## Start

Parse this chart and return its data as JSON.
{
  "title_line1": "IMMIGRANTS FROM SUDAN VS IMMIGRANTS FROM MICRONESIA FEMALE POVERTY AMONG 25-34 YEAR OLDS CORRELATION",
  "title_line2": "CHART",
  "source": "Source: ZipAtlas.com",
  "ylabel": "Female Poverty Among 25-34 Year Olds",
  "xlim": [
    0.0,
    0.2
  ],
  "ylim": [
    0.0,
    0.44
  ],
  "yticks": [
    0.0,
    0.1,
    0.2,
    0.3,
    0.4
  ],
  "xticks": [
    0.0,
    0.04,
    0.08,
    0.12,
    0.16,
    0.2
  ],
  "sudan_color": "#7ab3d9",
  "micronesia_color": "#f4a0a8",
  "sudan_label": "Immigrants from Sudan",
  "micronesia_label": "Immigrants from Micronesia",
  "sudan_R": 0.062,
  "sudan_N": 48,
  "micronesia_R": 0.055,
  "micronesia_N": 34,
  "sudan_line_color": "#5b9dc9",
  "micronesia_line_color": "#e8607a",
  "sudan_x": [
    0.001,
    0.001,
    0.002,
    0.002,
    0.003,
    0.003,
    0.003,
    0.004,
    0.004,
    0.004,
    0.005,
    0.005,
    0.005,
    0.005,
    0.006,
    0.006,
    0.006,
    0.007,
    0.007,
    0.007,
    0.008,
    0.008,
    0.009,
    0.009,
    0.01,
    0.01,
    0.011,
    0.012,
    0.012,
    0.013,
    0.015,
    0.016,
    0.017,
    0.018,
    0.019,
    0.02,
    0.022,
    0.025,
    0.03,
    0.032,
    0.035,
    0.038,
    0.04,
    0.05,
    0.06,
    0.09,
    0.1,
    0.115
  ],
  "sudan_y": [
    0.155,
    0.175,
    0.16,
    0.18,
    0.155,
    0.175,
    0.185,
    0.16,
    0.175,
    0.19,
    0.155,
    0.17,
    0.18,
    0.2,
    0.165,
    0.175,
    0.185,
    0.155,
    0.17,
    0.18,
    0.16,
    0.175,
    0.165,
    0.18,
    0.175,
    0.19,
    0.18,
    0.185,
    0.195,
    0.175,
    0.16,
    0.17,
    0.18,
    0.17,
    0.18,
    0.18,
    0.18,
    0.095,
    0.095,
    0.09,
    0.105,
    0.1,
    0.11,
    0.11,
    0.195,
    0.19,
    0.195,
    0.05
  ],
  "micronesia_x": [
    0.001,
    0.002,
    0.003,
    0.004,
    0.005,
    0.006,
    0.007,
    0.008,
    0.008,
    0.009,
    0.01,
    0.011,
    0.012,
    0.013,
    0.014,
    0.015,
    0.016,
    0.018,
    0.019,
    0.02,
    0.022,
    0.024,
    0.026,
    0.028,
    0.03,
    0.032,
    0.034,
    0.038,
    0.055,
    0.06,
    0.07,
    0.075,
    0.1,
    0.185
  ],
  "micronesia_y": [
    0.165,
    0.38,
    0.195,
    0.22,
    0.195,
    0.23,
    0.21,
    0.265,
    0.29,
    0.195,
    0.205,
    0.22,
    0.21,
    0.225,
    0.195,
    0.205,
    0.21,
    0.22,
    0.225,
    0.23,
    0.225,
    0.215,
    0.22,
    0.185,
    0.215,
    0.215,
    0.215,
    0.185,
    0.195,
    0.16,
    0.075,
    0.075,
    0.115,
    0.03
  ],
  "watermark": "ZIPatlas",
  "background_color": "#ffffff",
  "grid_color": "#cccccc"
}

## End

Copy the records above exactly.

> **Written response**
Parse this chart and return its data as JSON.
{
  "title_line1": "IMMIGRANTS FROM SUDAN VS IMMIGRANTS FROM MICRONESIA FEMALE POVERTY AMONG 25-34 YEAR OLDS CORRELATION",
  "title_line2": "CHART",
  "source": "Source: ZipAtlas.com",
  "ylabel": "Female Poverty Among 25-34 Year Olds",
  "xlim": [
    0.0,
    0.2
  ],
  "ylim": [
    0.0,
    0.44
  ],
  "yticks": [
    0.0,
    0.1,
    0.2,
    0.3,
    0.4
  ],
  "xticks": [
    0.0,
    0.04,
    0.08,
    0.12,
    0.16,
    0.2
  ],
  "sudan_color": "#7ab3d9",
  "micronesia_color": "#f4a0a8",
  "sudan_label": "Immigrants from Sudan",
  "micronesia_label": "Immigrants from Micronesia",
  "sudan_R": 0.062,
  "sudan_N": 48,
  "micronesia_R": 0.055,
  "micronesia_N": 34,
  "sudan_line_color": "#5b9dc9",
  "micronesia_line_color": "#e8607a",
  "sudan_x": [
    0.001,
    0.001,
    0.002,
    0.002,
    0.003,
    0.003,
    0.003,
    0.004,
    0.004,
    0.004,
    0.005,
    0.005,
    0.005,
    0.005,
    0.006,
    0.006,
    0.006,
    0.007,
    0.007,
    0.007,
    0.008,
    0.008,
    0.009,
    0.009,
    0.01,
    0.01,
    0.011,
    0.012,
    0.012,
    0.013,
    0.015,
    0.016,
    0.017,
    0.018,
    0.019,
    0.02,
    0.022,
    0.025,
    0.03,
    0.032,
    0.035,
    0.038,
    0.04,
    0.05,
    0.06,
    0.09,
    0.1,
    0.115
  ],
  "sudan_y": [
    0.155,
    0.175,
    0.16,
    0.18,
    0.155,
    0.175,
    0.185,
    0.16,
    0.175,
    0.19,
    0.155,
    0.17,
    0.18,
    0.2,
    0.165,
    0.175,
    0.185,
    0.155,
    0.17,
    0.18,
    0.16,
    0.175,
    0.165,
    0.18,
    0.175,
    0.19,
    0.18,
    0.185,
    0.195,
    0.175,
    0.16,
    0.17,
    0.18,
    0.17,
    0.18,
    0.18,
    0.18,
    0.095,
    0.095,
    0.09,
    0.105,
    0.1,
    0.11,
    0.11,
    0.195,
    0.19,
    0.195,
    0.05
  ],
  "micronesia_x": [
    0.001,
    0.002,
    0.003,
    0.004,
    0.005,
    0.006,
    0.007,
    0.008,
    0.008,
    0.009,
    0.01,
    0.011,
    0.012,
    0.013,
    0.014,
    0.015,
    0.016,
    0.018,
    0.019,
    0.02,
    0.022,
    0.024,
    0.026,
    0.028,
    0.03,
    0.032,
    0.034,
    0.038,
    0.055,
    0.06,
    0.07,
    0.075,
    0.1,
    0.185
  ],
  "micronesia_y": [
    0.165,
    0.38,
    0.195,
    0.22,
    0.195,
    0.23,
    0.21,
    0.265,
    0.29,
    0.195,
    0.205,
    0.22,
    0.21,
    0.225,
    0.195,
    0.205,
    0.21,
    0.22,
    0.225,
    0.23,
    0.225,
    0.215,
    0.22,
    0.185,
    0.215,
    0.215,
    0.215,
    0.185,
    0.195,
    0.16,
    0.075,
    0.075,
    0.115,
    0.03
  ],
  "watermark": "ZIPatlas",
  "background_color": "#ffffff",
  "grid_color": "#cccccc"
}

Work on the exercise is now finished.